Return every line of the records below verbatim, with no pictures in the copy.

═════ STORED DATA ═════

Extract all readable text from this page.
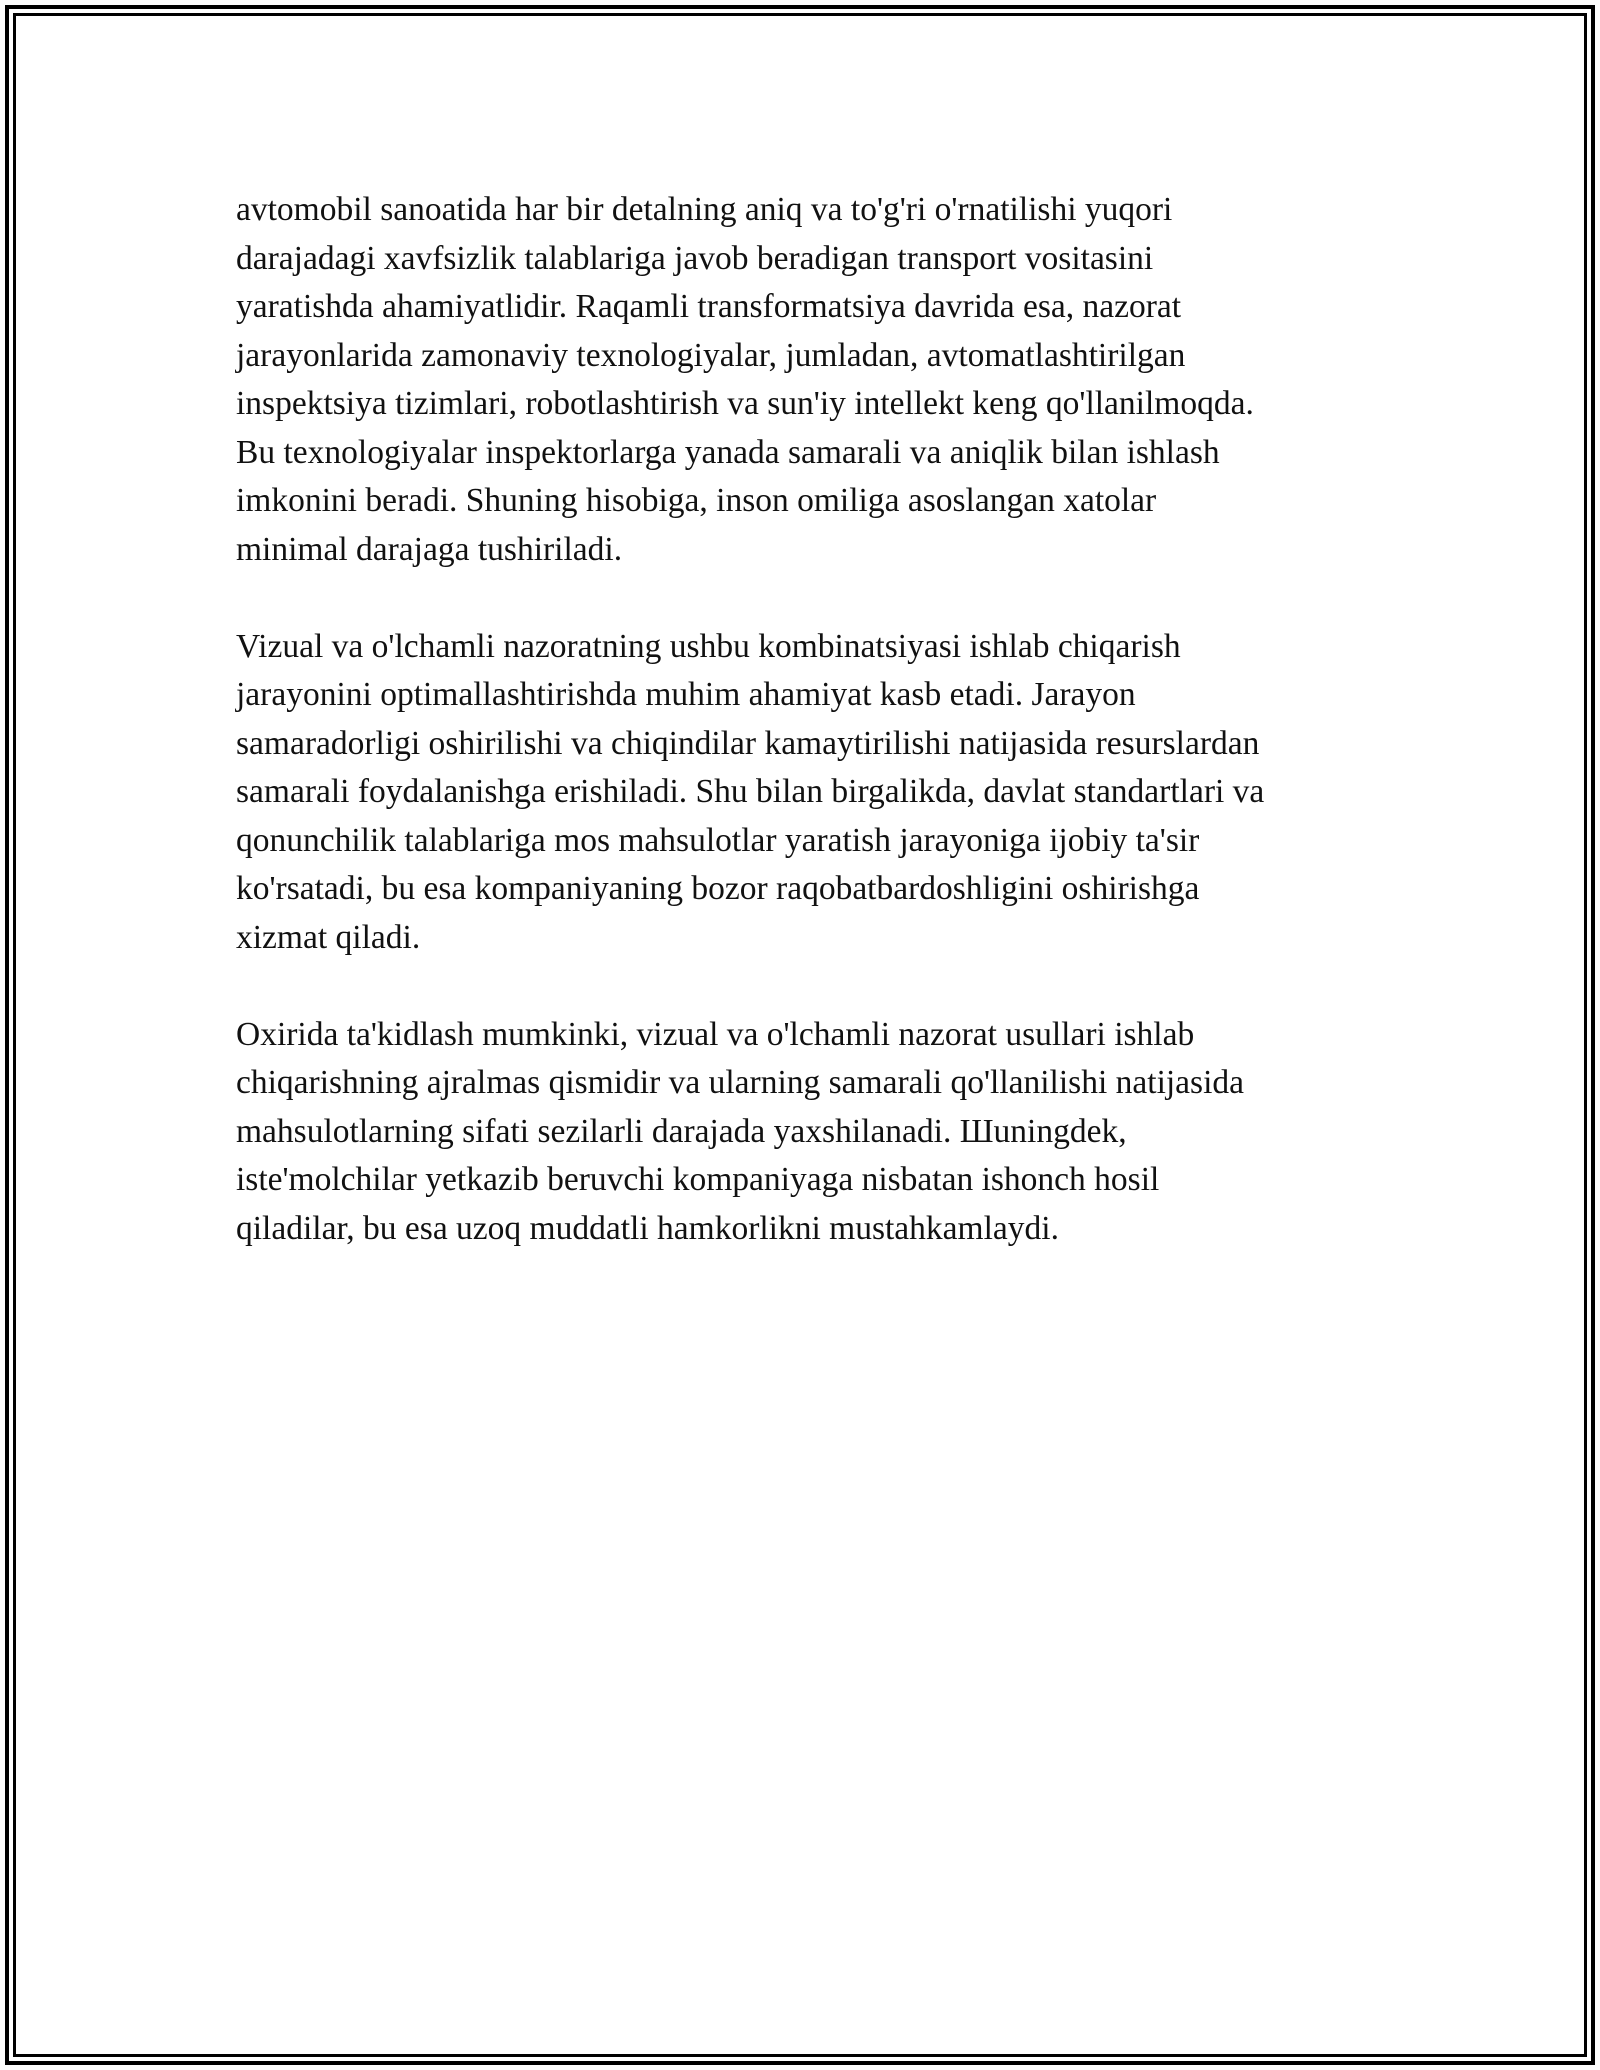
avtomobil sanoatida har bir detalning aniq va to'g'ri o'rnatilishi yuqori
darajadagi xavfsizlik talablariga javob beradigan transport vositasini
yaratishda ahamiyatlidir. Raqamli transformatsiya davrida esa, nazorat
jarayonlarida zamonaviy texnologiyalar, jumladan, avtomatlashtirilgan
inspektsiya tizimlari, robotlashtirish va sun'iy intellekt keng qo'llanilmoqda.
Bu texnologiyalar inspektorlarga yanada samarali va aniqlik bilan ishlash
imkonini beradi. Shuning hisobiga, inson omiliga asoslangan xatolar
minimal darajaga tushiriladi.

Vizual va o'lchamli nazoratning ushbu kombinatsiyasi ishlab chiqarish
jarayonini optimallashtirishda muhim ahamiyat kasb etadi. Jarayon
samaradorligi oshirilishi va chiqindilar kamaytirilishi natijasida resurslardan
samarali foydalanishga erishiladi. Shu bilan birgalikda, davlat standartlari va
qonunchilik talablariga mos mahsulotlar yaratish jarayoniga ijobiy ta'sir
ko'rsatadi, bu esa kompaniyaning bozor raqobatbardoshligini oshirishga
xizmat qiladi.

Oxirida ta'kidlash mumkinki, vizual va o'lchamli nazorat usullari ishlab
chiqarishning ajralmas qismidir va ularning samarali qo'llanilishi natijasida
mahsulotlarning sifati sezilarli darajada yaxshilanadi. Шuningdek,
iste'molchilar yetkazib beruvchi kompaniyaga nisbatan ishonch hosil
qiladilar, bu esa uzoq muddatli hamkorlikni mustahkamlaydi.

═════

REPLY TO THE TASK:
Extract all readable text from this page.
avtomobil sanoatida har bir detalning aniq va to'g'ri o'rnatilishi yuqori
darajadagi xavfsizlik talablariga javob beradigan transport vositasini
yaratishda ahamiyatlidir. Raqamli transformatsiya davrida esa, nazorat
jarayonlarida zamonaviy texnologiyalar, jumladan, avtomatlashtirilgan
inspektsiya tizimlari, robotlashtirish va sun'iy intellekt keng qo'llanilmoqda.
Bu texnologiyalar inspektorlarga yanada samarali va aniqlik bilan ishlash
imkonini beradi. Shuning hisobiga, inson omiliga asoslangan xatolar
minimal darajaga tushiriladi.

Vizual va o'lchamli nazoratning ushbu kombinatsiyasi ishlab chiqarish
jarayonini optimallashtirishda muhim ahamiyat kasb etadi. Jarayon
samaradorligi oshirilishi va chiqindilar kamaytirilishi natijasida resurslardan
samarali foydalanishga erishiladi. Shu bilan birgalikda, davlat standartlari va
qonunchilik talablariga mos mahsulotlar yaratish jarayoniga ijobiy ta'sir
ko'rsatadi, bu esa kompaniyaning bozor raqobatbardoshligini oshirishga
xizmat qiladi.

Oxirida ta'kidlash mumkinki, vizual va o'lchamli nazorat usullari ishlab
chiqarishning ajralmas qismidir va ularning samarali qo'llanilishi natijasida
mahsulotlarning sifati sezilarli darajada yaxshilanadi. Шuningdek,
iste'molchilar yetkazib beruvchi kompaniyaga nisbatan ishonch hosil
qiladilar, bu esa uzoq muddatli hamkorlikni mustahkamlaydi.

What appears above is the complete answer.